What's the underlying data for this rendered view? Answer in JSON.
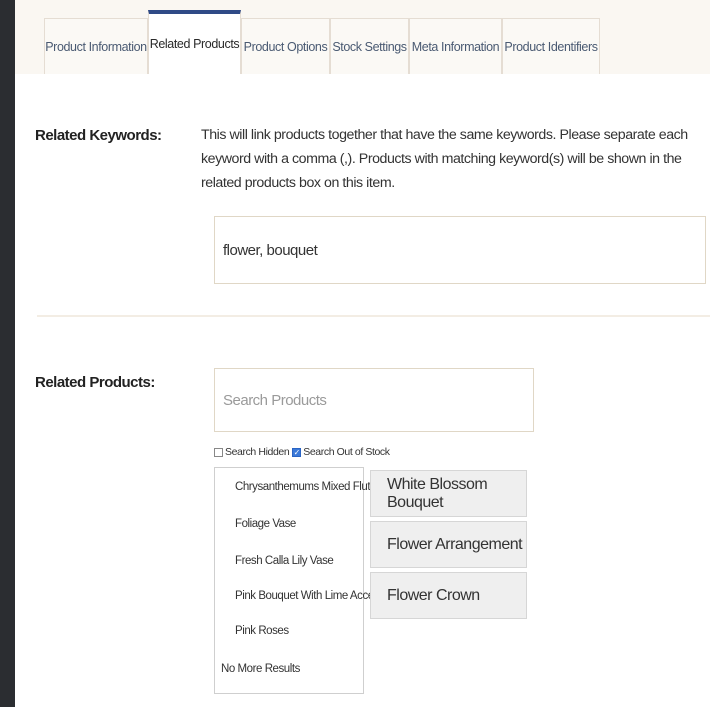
{
  "tabs": [
    {
      "label": "Product Information"
    },
    {
      "label": "Related Products",
      "active": true
    },
    {
      "label": "Product Options"
    },
    {
      "label": "Stock Settings"
    },
    {
      "label": "Meta Information"
    },
    {
      "label": "Product Identifiers"
    }
  ],
  "keywords": {
    "label": "Related Keywords:",
    "description": "This will link products together that have the same keywords. Please separate each keyword with a comma (,). Products with matching keyword(s) will be shown in the related products box on this item.",
    "value": "flower, bouquet"
  },
  "related_products": {
    "label": "Related Products:",
    "search_placeholder": "Search Products",
    "search_hidden_label": "Search Hidden",
    "search_hidden_checked": false,
    "search_out_of_stock_label": "Search Out of Stock",
    "search_out_of_stock_checked": true,
    "results": [
      "Chrysanthemums Mixed Flute",
      "Foliage Vase",
      "Fresh Calla Lily Vase",
      "Pink Bouquet With Lime Accents",
      "Pink Roses"
    ],
    "no_more_results": "No More Results",
    "selected": [
      "White Blossom Bouquet",
      "Flower Arrangement",
      "Flower Crown"
    ]
  },
  "colors": {
    "accent": "#2f4a86",
    "checkbox": "#3b79d8",
    "chip_bg": "#efefef"
  }
}
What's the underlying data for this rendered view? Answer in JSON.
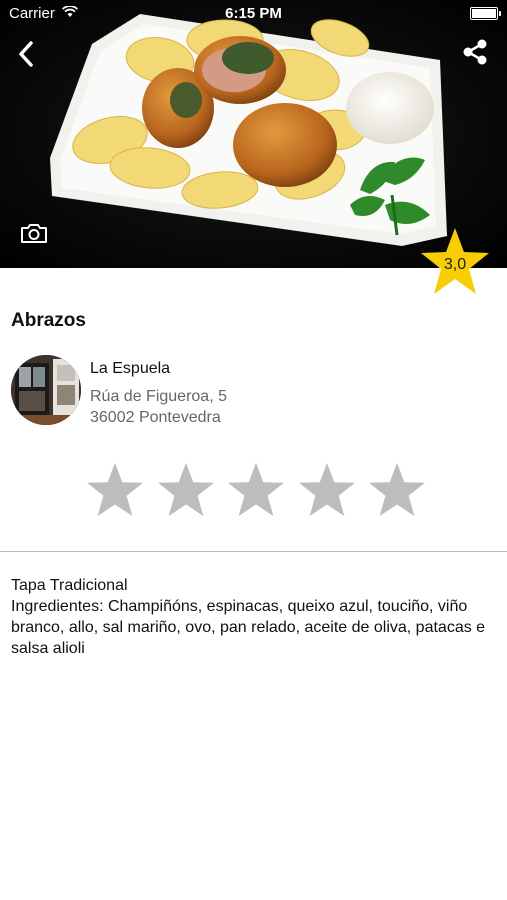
{
  "status_bar": {
    "carrier": "Carrier",
    "time": "6:15 PM"
  },
  "hero": {
    "rating": "3,0",
    "rating_color": "#F7CD06"
  },
  "tapa": {
    "name": "Abrazos"
  },
  "venue": {
    "name": "La Espuela",
    "address_line1": "Rúa de Figueroa, 5",
    "address_line2": "36002 Pontevedra"
  },
  "user_rating": {
    "max_stars": 5,
    "filled_stars": 0,
    "star_color": "#BDBDBD"
  },
  "description": {
    "type": "Tapa Tradicional",
    "ingredients": "Ingredientes: Champiñóns, espinacas, queixo azul, touciño, viño branco, allo, sal mariño, ovo, pan relado, aceite de oliva, patacas e salsa alioli"
  }
}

#####

■ **Work to complete**
Where does the word "Information" appear in the listing? List each line that holds it.

■ **Expected answer**
      "label": "Product Information"
      "label": "Meta Information"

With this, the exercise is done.